Teks Bacaan —
:::

Salah satu tujuan pendidikan Islam yang sangat fundamental adalah untuk tercapainya hasil yang lebih baik, maksimal dan berdayaguna dalam menjawab tantangan zaman. Dewasa ini pendidikan dihadapkan kepada berbagai permasalahan yang multikomplek dari berbagai aspek. Mulai dari perkembangan zaman, kondisi lingkungan hingga pergeseran nilai di tengah-tengah masyarakat. Dalam menjawab permasalahan itu, maka diperlukan suatu sistem yang tepat agar permasalahan-permasalahan itu bisa diatasi melalui berbagai pendekatan.
Orientasi masyarakat yang tertuju kepada materialis juga mempengaruhi pendidikan yang ada. Pendidikan diharapkan mampu menjadikan insan-insan yang berkualitas sekaligus mampu menata kehidupan ekonominya di masa mendatang. Disamping itu kemiskinan rohani (spritual) juga tak kalah penting bagi pendidikan, sehingga pendidikan juga diharapkan mampu mengisi spritual dari aspek religius yang berfungsi sebagai pedoman hidup di masa datang.

:::

Data Tersedia —
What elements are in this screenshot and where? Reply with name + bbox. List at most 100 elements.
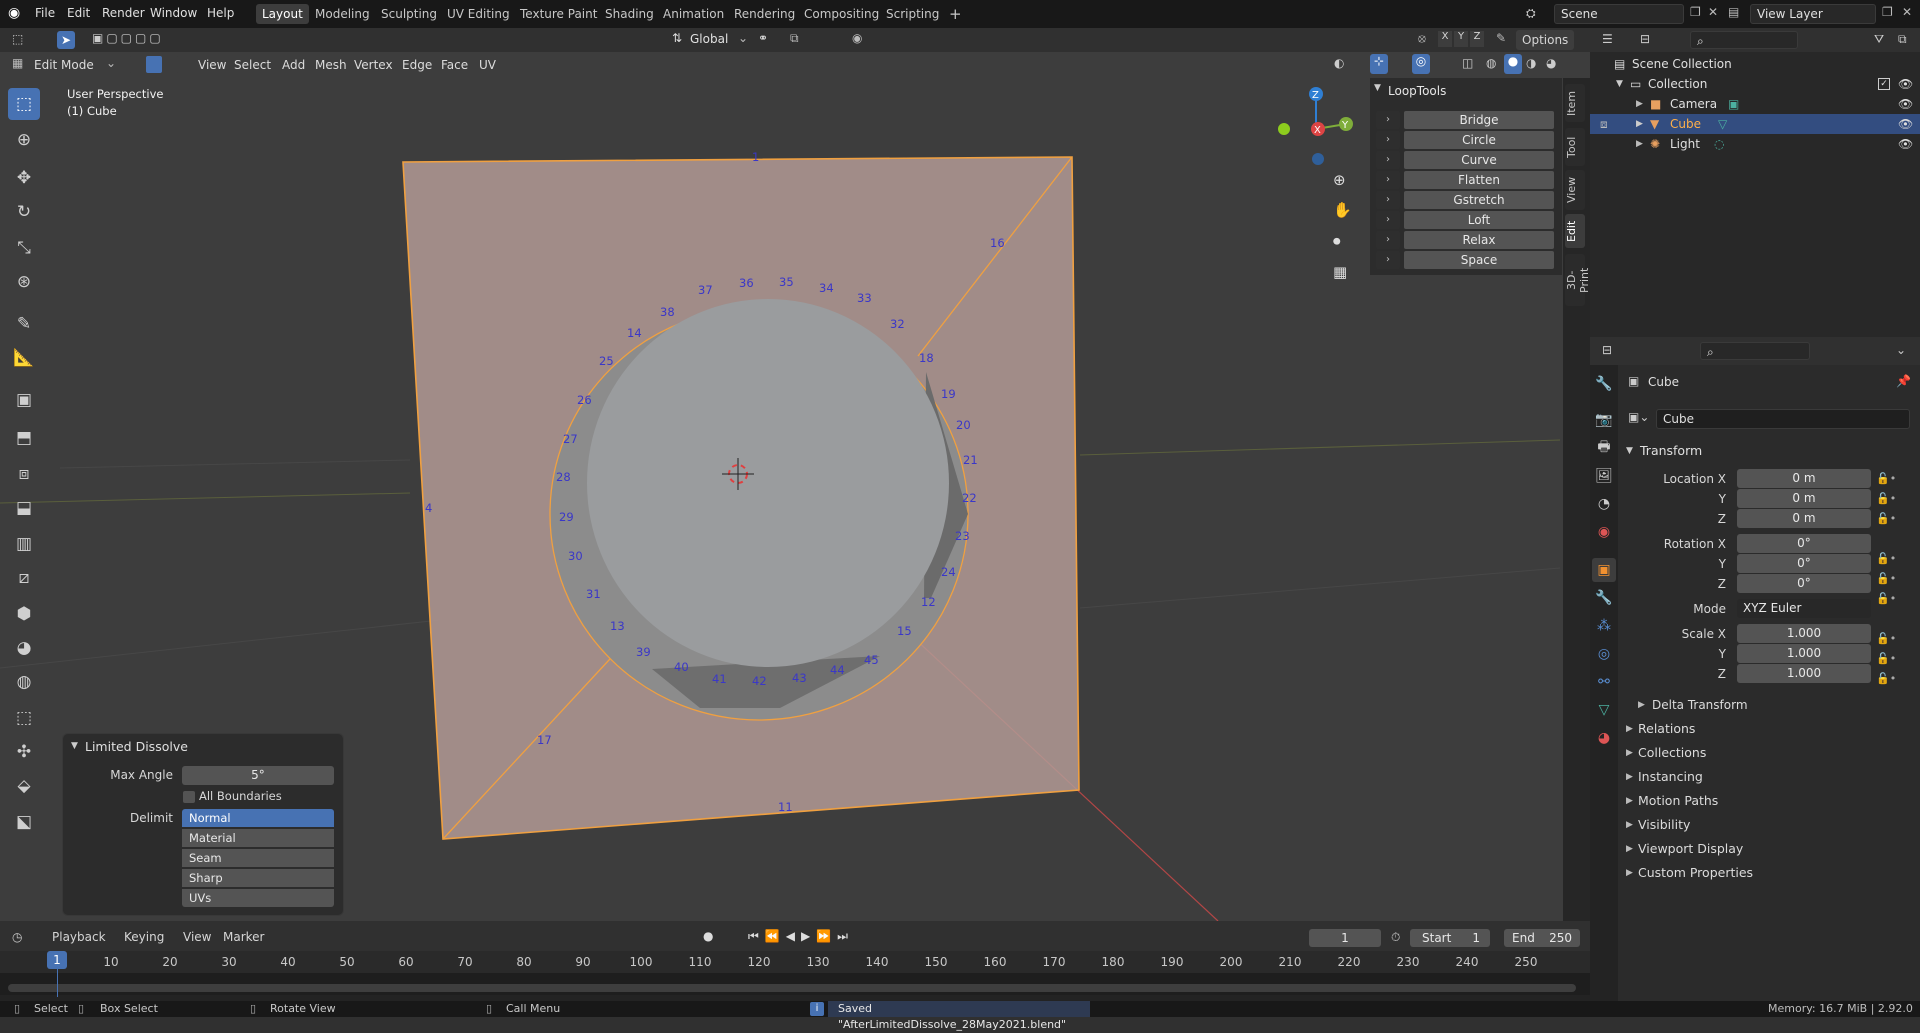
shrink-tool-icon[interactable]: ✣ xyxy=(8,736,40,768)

:::

Petunjuk Latihan —
- a) Tolong tulis kembali bagian teks tentang pendidikan Islam yang dibuka dengan kata-kata berisi "Salah satu tujuan" dan ditutup dengan "melalui berbagai pendekatan.", sambil menukar "zaman" dengan "era".
- b) Menurut teks tentang pendidikan Islam, dari mana saja berbagai permasalahan pendidikan dewasa ini muncul?
- c) Sambung teks tentang pendidikan Islam mulai setelah kalimat terakhirnya.
Materi ini diambil dari sumber yang berbeda dengan teks.

Jawaban Akhir —
- a)
Salah satu tujuan pendidikan Islam yang sangat fundamental adalah untuk tercapainya hasil yang lebih baik, maksimal dan berdayaguna dalam menjawab tantangan era. Dewasa ini pendidikan dihadapkan kepada berbagai permasalahan yang multikomplek dari berbagai aspek. Mulai dari perkembangan era, kondisi lingkungan hingga pergeseran nilai di tengah-tengah masyarakat. Dalam menjawab permasalahan itu, maka diperlukan suatu sistem yang tepat agar permasalahan-permasalahan itu bisa diatasi melalui berbagai pendekatan.

- b) Dari perkembangan zaman, kondisi lingkungan, hingga pergeseran nilai di tengah-tengah masyarakat.

- c)
Untuk menjaga agar tidak terjadinya  kemiskinan materi dan nilai-nilai religius, maka merupakan hal yang diwajibkan bagi pemerhati pendidikan untuk menata kurikulum melalui penggabungan (integrasi) berbagai ilmu. Disatu sisi perihal ekonomi harus di perhatikan, disisi lain nilai-nilai keagamaan juga harus ditingkatkan. Dengan demikian maka disusunlah format baru untuk mengintegrasikan sekularitas dan spritualitas ke dalam sebuah kurikulum pendidikan Islam yang mampu menjawab tantangan di masa mendatang.




















PEMBAHASAN

A.    Sekularitas dan Spritualitas dalam Nilai-nilai Pendidikan.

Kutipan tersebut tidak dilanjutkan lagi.